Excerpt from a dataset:
******

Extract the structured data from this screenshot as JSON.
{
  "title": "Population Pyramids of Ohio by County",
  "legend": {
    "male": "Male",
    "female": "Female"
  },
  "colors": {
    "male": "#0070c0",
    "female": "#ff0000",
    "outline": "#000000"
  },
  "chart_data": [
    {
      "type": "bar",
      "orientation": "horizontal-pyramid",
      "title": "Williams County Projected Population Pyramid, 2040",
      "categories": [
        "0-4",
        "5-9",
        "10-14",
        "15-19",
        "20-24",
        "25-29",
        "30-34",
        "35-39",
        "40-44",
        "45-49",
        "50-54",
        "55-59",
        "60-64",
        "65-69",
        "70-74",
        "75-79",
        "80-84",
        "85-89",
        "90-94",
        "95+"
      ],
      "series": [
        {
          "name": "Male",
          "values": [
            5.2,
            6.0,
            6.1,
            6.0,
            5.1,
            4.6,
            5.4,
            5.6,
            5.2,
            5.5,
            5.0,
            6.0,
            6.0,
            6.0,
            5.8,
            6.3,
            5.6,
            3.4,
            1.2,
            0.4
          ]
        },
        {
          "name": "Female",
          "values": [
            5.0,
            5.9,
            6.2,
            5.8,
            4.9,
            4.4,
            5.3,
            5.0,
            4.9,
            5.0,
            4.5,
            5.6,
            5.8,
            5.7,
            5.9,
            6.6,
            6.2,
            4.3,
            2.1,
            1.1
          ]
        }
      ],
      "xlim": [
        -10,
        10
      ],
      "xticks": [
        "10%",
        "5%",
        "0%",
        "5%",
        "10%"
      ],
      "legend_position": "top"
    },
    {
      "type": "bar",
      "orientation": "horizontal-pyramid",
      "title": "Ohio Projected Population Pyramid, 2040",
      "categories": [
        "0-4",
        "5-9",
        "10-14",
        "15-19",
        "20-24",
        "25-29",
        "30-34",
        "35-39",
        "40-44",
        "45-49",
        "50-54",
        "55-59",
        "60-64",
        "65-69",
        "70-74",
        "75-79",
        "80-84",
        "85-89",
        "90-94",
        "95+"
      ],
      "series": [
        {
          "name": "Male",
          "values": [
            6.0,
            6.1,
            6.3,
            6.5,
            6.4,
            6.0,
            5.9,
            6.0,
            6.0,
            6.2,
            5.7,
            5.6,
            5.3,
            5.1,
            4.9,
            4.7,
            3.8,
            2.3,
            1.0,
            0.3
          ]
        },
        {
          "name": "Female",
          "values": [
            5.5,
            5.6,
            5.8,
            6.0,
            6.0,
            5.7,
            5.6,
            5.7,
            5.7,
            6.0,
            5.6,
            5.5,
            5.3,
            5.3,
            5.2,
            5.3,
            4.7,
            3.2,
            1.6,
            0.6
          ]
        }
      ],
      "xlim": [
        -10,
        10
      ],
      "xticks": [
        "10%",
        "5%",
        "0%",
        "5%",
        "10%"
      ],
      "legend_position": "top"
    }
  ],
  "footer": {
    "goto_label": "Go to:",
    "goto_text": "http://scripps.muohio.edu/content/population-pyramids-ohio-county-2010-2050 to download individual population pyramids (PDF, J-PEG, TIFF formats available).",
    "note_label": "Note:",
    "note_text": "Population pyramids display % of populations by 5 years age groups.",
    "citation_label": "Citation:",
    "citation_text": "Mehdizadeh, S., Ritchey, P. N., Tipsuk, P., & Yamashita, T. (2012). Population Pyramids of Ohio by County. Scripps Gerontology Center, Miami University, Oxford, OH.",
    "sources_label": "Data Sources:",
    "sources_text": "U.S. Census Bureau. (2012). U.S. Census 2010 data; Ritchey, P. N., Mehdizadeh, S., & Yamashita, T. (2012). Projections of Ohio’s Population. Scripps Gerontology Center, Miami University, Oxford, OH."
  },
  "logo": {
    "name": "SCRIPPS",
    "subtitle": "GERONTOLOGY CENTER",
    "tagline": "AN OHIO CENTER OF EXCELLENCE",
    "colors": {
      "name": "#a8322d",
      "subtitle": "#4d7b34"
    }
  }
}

******

Repeat the material word for word, in full.

-- Output for this task --
Extract the structured data from this screenshot as JSON.
{
  "title": "Population Pyramids of Ohio by County",
  "legend": {
    "male": "Male",
    "female": "Female"
  },
  "colors": {
    "male": "#0070c0",
    "female": "#ff0000",
    "outline": "#000000"
  },
  "chart_data": [
    {
      "type": "bar",
      "orientation": "horizontal-pyramid",
      "title": "Williams County Projected Population Pyramid, 2040",
      "categories": [
        "0-4",
        "5-9",
        "10-14",
        "15-19",
        "20-24",
        "25-29",
        "30-34",
        "35-39",
        "40-44",
        "45-49",
        "50-54",
        "55-59",
        "60-64",
        "65-69",
        "70-74",
        "75-79",
        "80-84",
        "85-89",
        "90-94",
        "95+"
      ],
      "series": [
        {
          "name": "Male",
          "values": [
            5.2,
            6.0,
            6.1,
            6.0,
            5.1,
            4.6,
            5.4,
            5.6,
            5.2,
            5.5,
            5.0,
            6.0,
            6.0,
            6.0,
            5.8,
            6.3,
            5.6,
            3.4,
            1.2,
            0.4
          ]
        },
        {
          "name": "Female",
          "values": [
            5.0,
            5.9,
            6.2,
            5.8,
            4.9,
            4.4,
            5.3,
            5.0,
            4.9,
            5.0,
            4.5,
            5.6,
            5.8,
            5.7,
            5.9,
            6.6,
            6.2,
            4.3,
            2.1,
            1.1
          ]
        }
      ],
      "xlim": [
        -10,
        10
      ],
      "xticks": [
        "10%",
        "5%",
        "0%",
        "5%",
        "10%"
      ],
      "legend_position": "top"
    },
    {
      "type": "bar",
      "orientation": "horizontal-pyramid",
      "title": "Ohio Projected Population Pyramid, 2040",
      "categories": [
        "0-4",
        "5-9",
        "10-14",
        "15-19",
        "20-24",
        "25-29",
        "30-34",
        "35-39",
        "40-44",
        "45-49",
        "50-54",
        "55-59",
        "60-64",
        "65-69",
        "70-74",
        "75-79",
        "80-84",
        "85-89",
        "90-94",
        "95+"
      ],
      "series": [
        {
          "name": "Male",
          "values": [
            6.0,
            6.1,
            6.3,
            6.5,
            6.4,
            6.0,
            5.9,
            6.0,
            6.0,
            6.2,
            5.7,
            5.6,
            5.3,
            5.1,
            4.9,
            4.7,
            3.8,
            2.3,
            1.0,
            0.3
          ]
        },
        {
          "name": "Female",
          "values": [
            5.5,
            5.6,
            5.8,
            6.0,
            6.0,
            5.7,
            5.6,
            5.7,
            5.7,
            6.0,
            5.6,
            5.5,
            5.3,
            5.3,
            5.2,
            5.3,
            4.7,
            3.2,
            1.6,
            0.6
          ]
        }
      ],
      "xlim": [
        -10,
        10
      ],
      "xticks": [
        "10%",
        "5%",
        "0%",
        "5%",
        "10%"
      ],
      "legend_position": "top"
    }
  ],
  "footer": {
    "goto_label": "Go to:",
    "goto_text": "http://scripps.muohio.edu/content/population-pyramids-ohio-county-2010-2050 to download individual population pyramids (PDF, J-PEG, TIFF formats available).",
    "note_label": "Note:",
    "note_text": "Population pyramids display % of populations by 5 years age groups.",
    "citation_label": "Citation:",
    "citation_text": "Mehdizadeh, S., Ritchey, P. N., Tipsuk, P., & Yamashita, T. (2012). Population Pyramids of Ohio by County. Scripps Gerontology Center, Miami University, Oxford, OH.",
    "sources_label": "Data Sources:",
    "sources_text": "U.S. Census Bureau. (2012). U.S. Census 2010 data; Ritchey, P. N., Mehdizadeh, S., & Yamashita, T. (2012). Projections of Ohio’s Population. Scripps Gerontology Center, Miami University, Oxford, OH."
  },
  "logo": {
    "name": "SCRIPPS",
    "subtitle": "GERONTOLOGY CENTER",
    "tagline": "AN OHIO CENTER OF EXCELLENCE",
    "colors": {
      "name": "#a8322d",
      "subtitle": "#4d7b34"
    }
  }
}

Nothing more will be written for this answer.